--- begin ---
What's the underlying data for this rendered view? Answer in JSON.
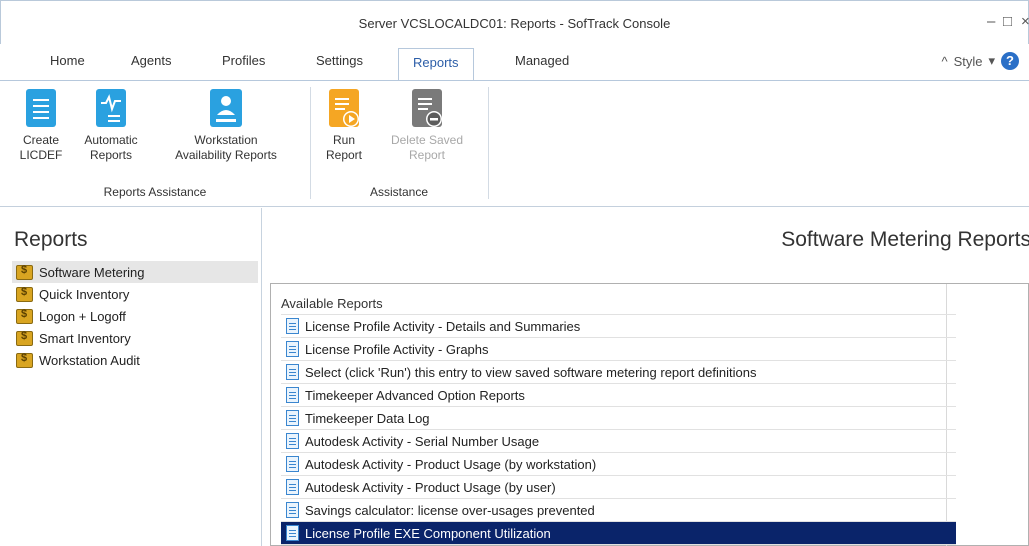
{
  "window": {
    "title": "Server VCSLOCALDC01: Reports - SofTrack Console",
    "minimize": "–",
    "maximize": "□",
    "close": "×"
  },
  "tabs": [
    {
      "label": "Home"
    },
    {
      "label": "Agents"
    },
    {
      "label": "Profiles"
    },
    {
      "label": "Settings"
    },
    {
      "label": "Reports"
    },
    {
      "label": "Managed"
    }
  ],
  "active_tab": "Reports",
  "style_menu": {
    "label": "Style",
    "caret_up": "^",
    "caret_down": "▾",
    "help": "?"
  },
  "ribbon": {
    "groups": [
      {
        "label": "Reports Assistance",
        "buttons": [
          {
            "line1": "Create",
            "line2": "LICDEF"
          },
          {
            "line1": "Automatic",
            "line2": "Reports"
          },
          {
            "line1": "Workstation",
            "line2": "Availability Reports"
          }
        ]
      },
      {
        "label": "Assistance",
        "buttons": [
          {
            "line1": "Run",
            "line2": "Report"
          },
          {
            "line1": "Delete Saved",
            "line2": "Report"
          }
        ]
      }
    ]
  },
  "left_panel": {
    "title": "Reports",
    "items": [
      {
        "label": "Software Metering"
      },
      {
        "label": "Quick Inventory"
      },
      {
        "label": "Logon + Logoff"
      },
      {
        "label": "Smart Inventory"
      },
      {
        "label": "Workstation Audit"
      }
    ],
    "selected": "Software Metering"
  },
  "main": {
    "title": "Software Metering Reports",
    "table_header": "Available Reports",
    "reports": [
      "License Profile Activity - Details and Summaries",
      "License Profile Activity - Graphs",
      "Select (click 'Run') this entry to view saved software metering report definitions",
      "Timekeeper Advanced Option Reports",
      "Timekeeper Data Log",
      "Autodesk Activity - Serial Number Usage",
      "Autodesk Activity - Product Usage (by workstation)",
      "Autodesk Activity - Product Usage (by user)",
      "Savings calculator: license over-usages prevented",
      "License Profile EXE Component Utilization"
    ],
    "selected_report": "License Profile EXE Component Utilization"
  },
  "colors": {
    "accent": "#2c5ea8",
    "selection": "#0a246a",
    "icon_blue": "#2aa1e0",
    "icon_orange": "#f5a623"
  }
}
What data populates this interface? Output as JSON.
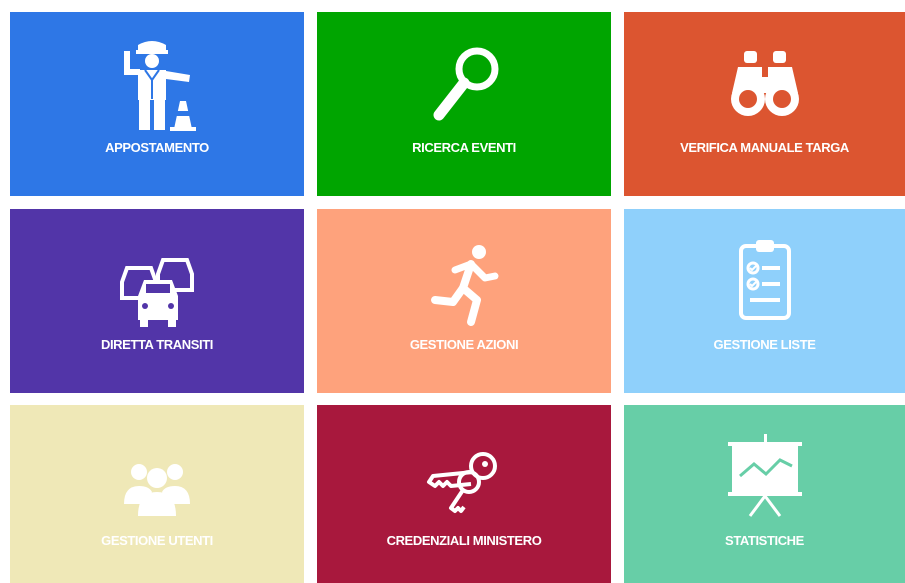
--- end ---
[Written request]:
Pull out all lines from the entries above in which the word "Autodesk" appears.

[Written answer]:
      "Autodesk Activity - Serial Number Usage",
      "Autodesk Activity - Product Usage (by workstation)",
      "Autodesk Activity - Product Usage (by user)",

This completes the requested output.